• EXERCISE: Give an exact copy of every line, leaving images out.

Records that describe figures
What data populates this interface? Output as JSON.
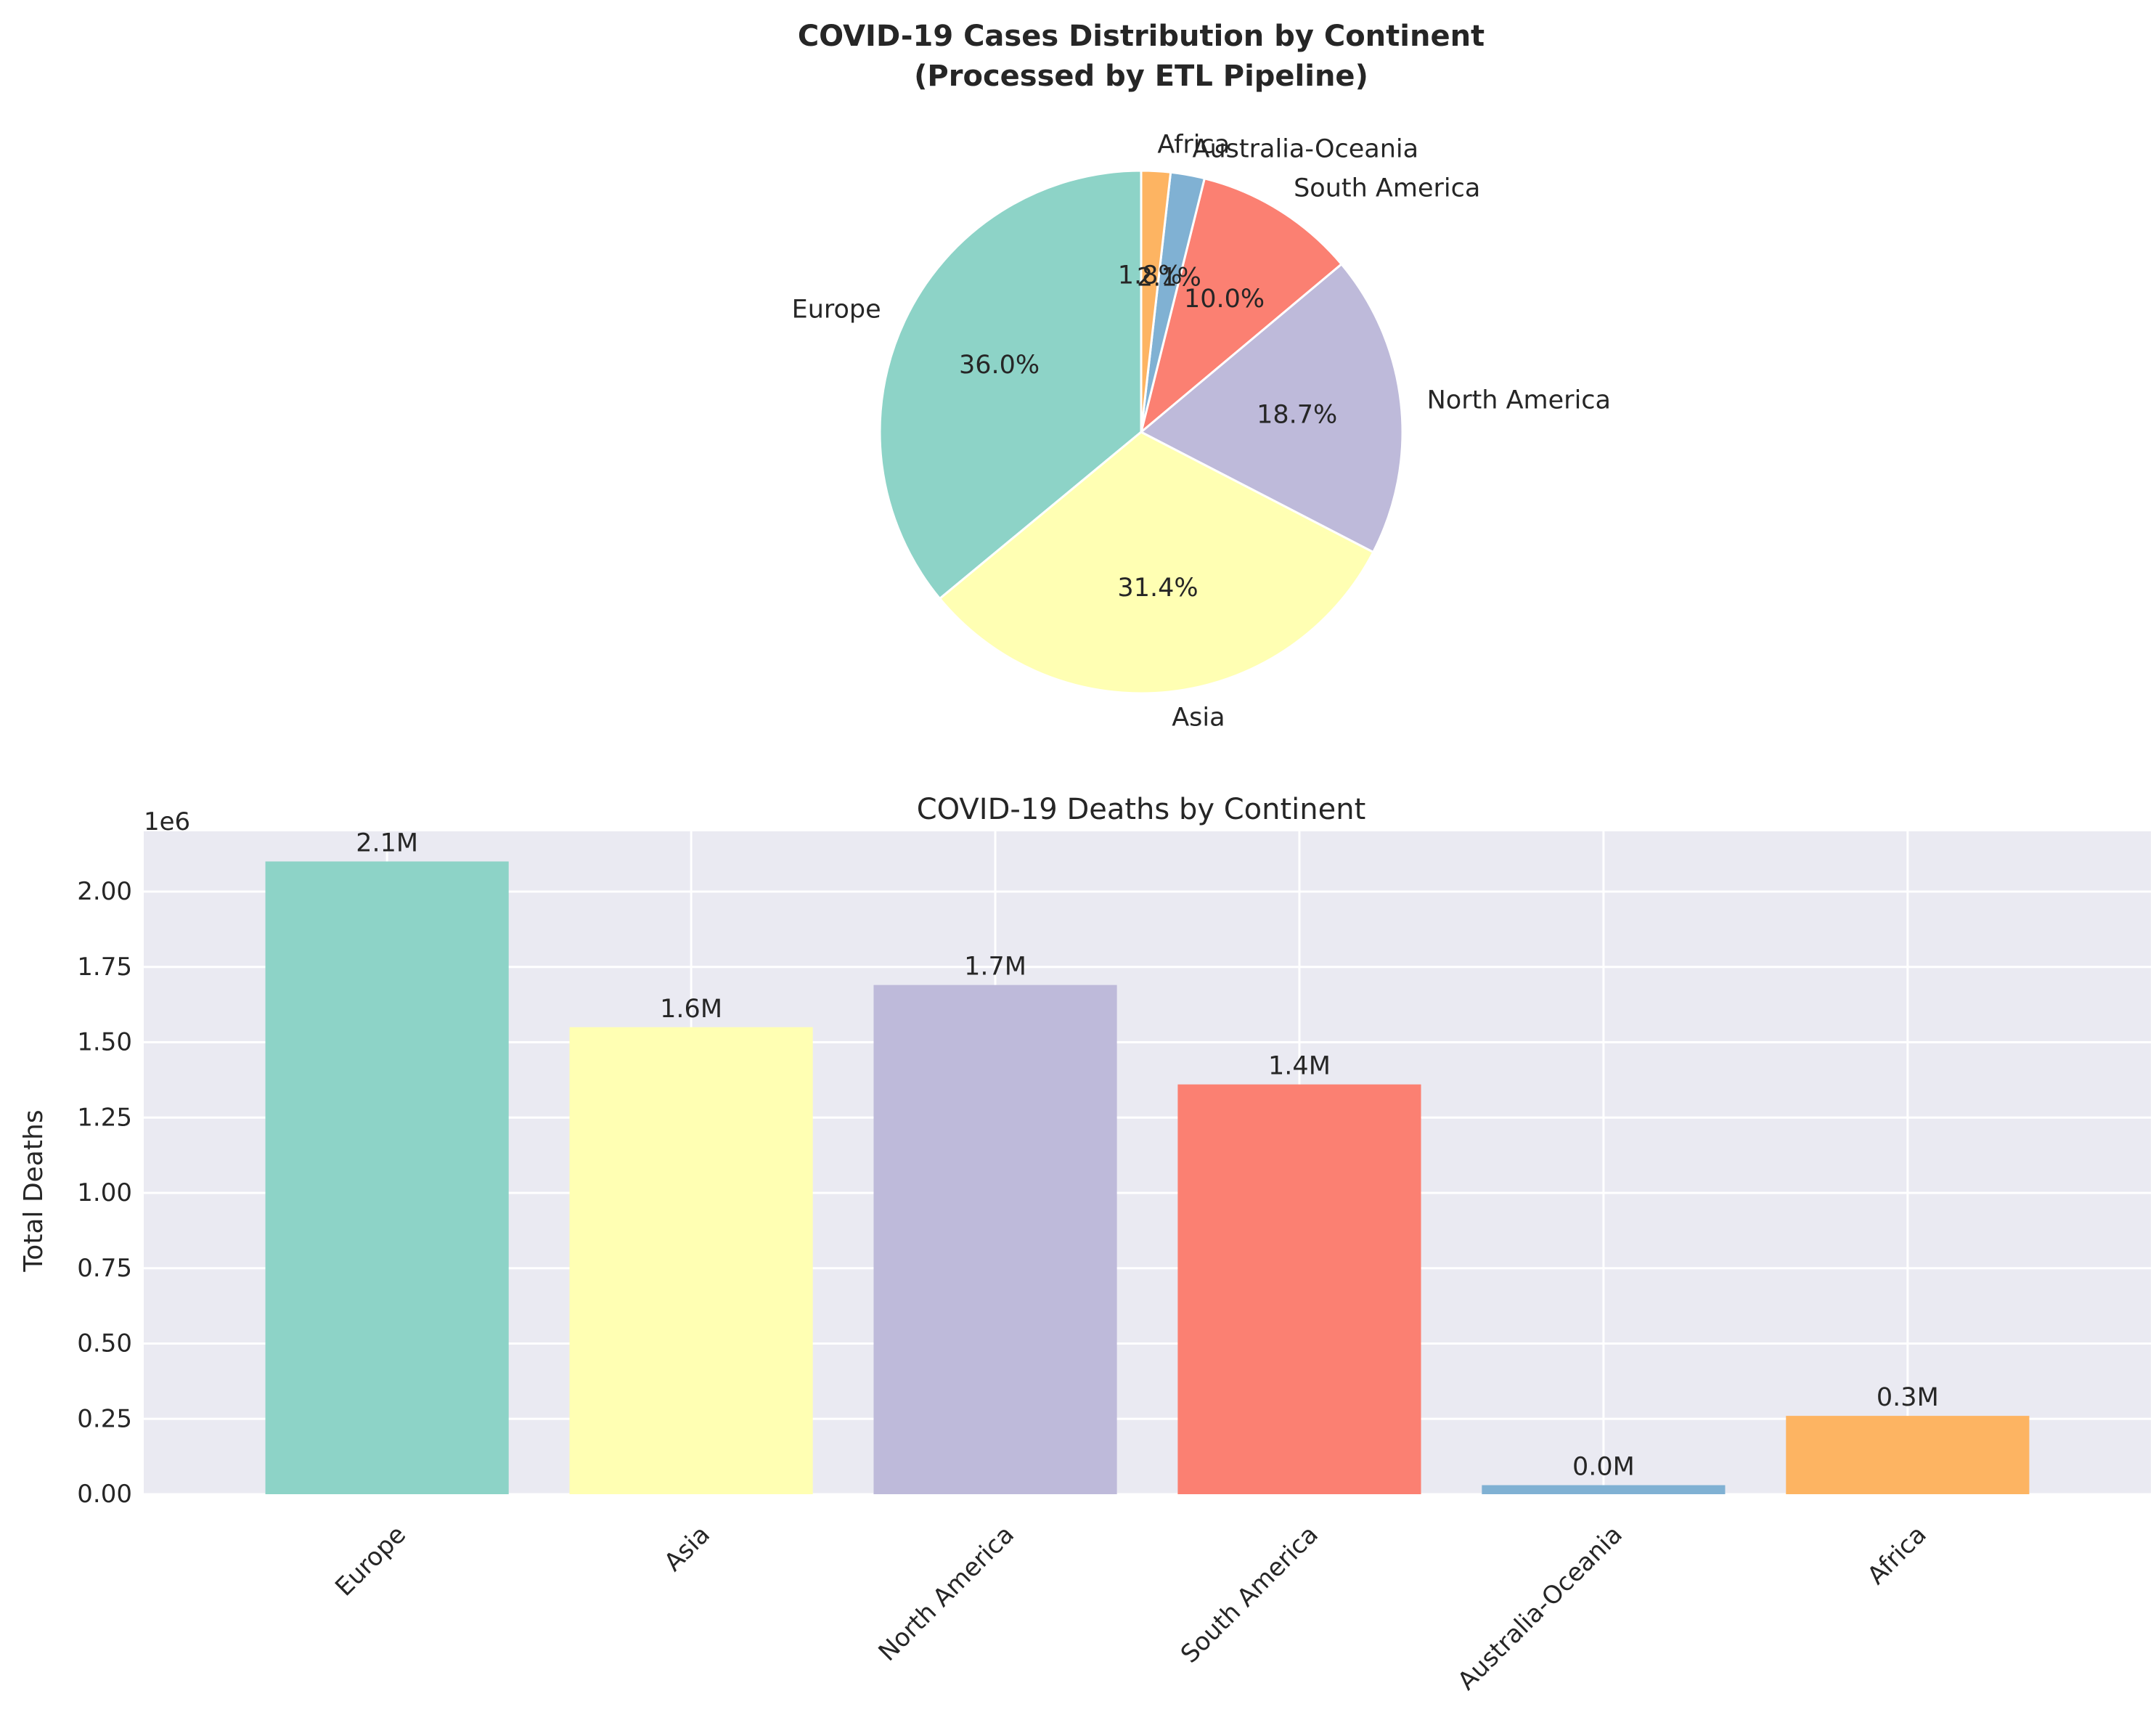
{
  "chart_data": [
    {
      "type": "pie",
      "title_line1": "COVID-19 Cases Distribution by Continent",
      "title_line2": "(Processed by ETL Pipeline)",
      "start_angle_deg": 90,
      "direction": "counterclockwise",
      "slices": [
        {
          "label": "Europe",
          "value": 36.0,
          "pct_label": "36.0%",
          "color": "#8dd3c7"
        },
        {
          "label": "Asia",
          "value": 31.4,
          "pct_label": "31.4%",
          "color": "#ffffb3"
        },
        {
          "label": "North America",
          "value": 18.7,
          "pct_label": "18.7%",
          "color": "#bebada"
        },
        {
          "label": "South America",
          "value": 10.0,
          "pct_label": "10.0%",
          "color": "#fb8072"
        },
        {
          "label": "Australia-Oceania",
          "value": 2.1,
          "pct_label": "2.1%",
          "color": "#80b1d3"
        },
        {
          "label": "Africa",
          "value": 1.8,
          "pct_label": "1.8%",
          "color": "#fdb462"
        }
      ]
    },
    {
      "type": "bar",
      "title": "COVID-19 Deaths by Continent",
      "xlabel": "",
      "ylabel": "Total Deaths",
      "offset_label": "1e6",
      "ylim": [
        0,
        2.2
      ],
      "y_ticks": [
        "0.00",
        "0.25",
        "0.50",
        "0.75",
        "1.00",
        "1.25",
        "1.50",
        "1.75",
        "2.00"
      ],
      "categories": [
        "Europe",
        "Asia",
        "North America",
        "South America",
        "Australia-Oceania",
        "Africa"
      ],
      "values": [
        2.1,
        1.55,
        1.69,
        1.36,
        0.03,
        0.26
      ],
      "value_labels": [
        "2.1M",
        "1.6M",
        "1.7M",
        "1.4M",
        "0.0M",
        "0.3M"
      ],
      "colors": [
        "#8dd3c7",
        "#ffffb3",
        "#bebada",
        "#fb8072",
        "#80b1d3",
        "#fdb462"
      ],
      "grid": true,
      "background": "#eaeaf2"
    }
  ]
}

• SOLVED EXERCISE:
What data populates this interface? Output as JSON.
{
  "chart_data": [
    {
      "type": "pie",
      "title_line1": "COVID-19 Cases Distribution by Continent",
      "title_line2": "(Processed by ETL Pipeline)",
      "start_angle_deg": 90,
      "direction": "counterclockwise",
      "slices": [
        {
          "label": "Europe",
          "value": 36.0,
          "pct_label": "36.0%",
          "color": "#8dd3c7"
        },
        {
          "label": "Asia",
          "value": 31.4,
          "pct_label": "31.4%",
          "color": "#ffffb3"
        },
        {
          "label": "North America",
          "value": 18.7,
          "pct_label": "18.7%",
          "color": "#bebada"
        },
        {
          "label": "South America",
          "value": 10.0,
          "pct_label": "10.0%",
          "color": "#fb8072"
        },
        {
          "label": "Australia-Oceania",
          "value": 2.1,
          "pct_label": "2.1%",
          "color": "#80b1d3"
        },
        {
          "label": "Africa",
          "value": 1.8,
          "pct_label": "1.8%",
          "color": "#fdb462"
        }
      ]
    },
    {
      "type": "bar",
      "title": "COVID-19 Deaths by Continent",
      "xlabel": "",
      "ylabel": "Total Deaths",
      "offset_label": "1e6",
      "ylim": [
        0,
        2.2
      ],
      "y_ticks": [
        "0.00",
        "0.25",
        "0.50",
        "0.75",
        "1.00",
        "1.25",
        "1.50",
        "1.75",
        "2.00"
      ],
      "categories": [
        "Europe",
        "Asia",
        "North America",
        "South America",
        "Australia-Oceania",
        "Africa"
      ],
      "values": [
        2.1,
        1.55,
        1.69,
        1.36,
        0.03,
        0.26
      ],
      "value_labels": [
        "2.1M",
        "1.6M",
        "1.7M",
        "1.4M",
        "0.0M",
        "0.3M"
      ],
      "colors": [
        "#8dd3c7",
        "#ffffb3",
        "#bebada",
        "#fb8072",
        "#80b1d3",
        "#fdb462"
      ],
      "grid": true,
      "background": "#eaeaf2"
    }
  ]
}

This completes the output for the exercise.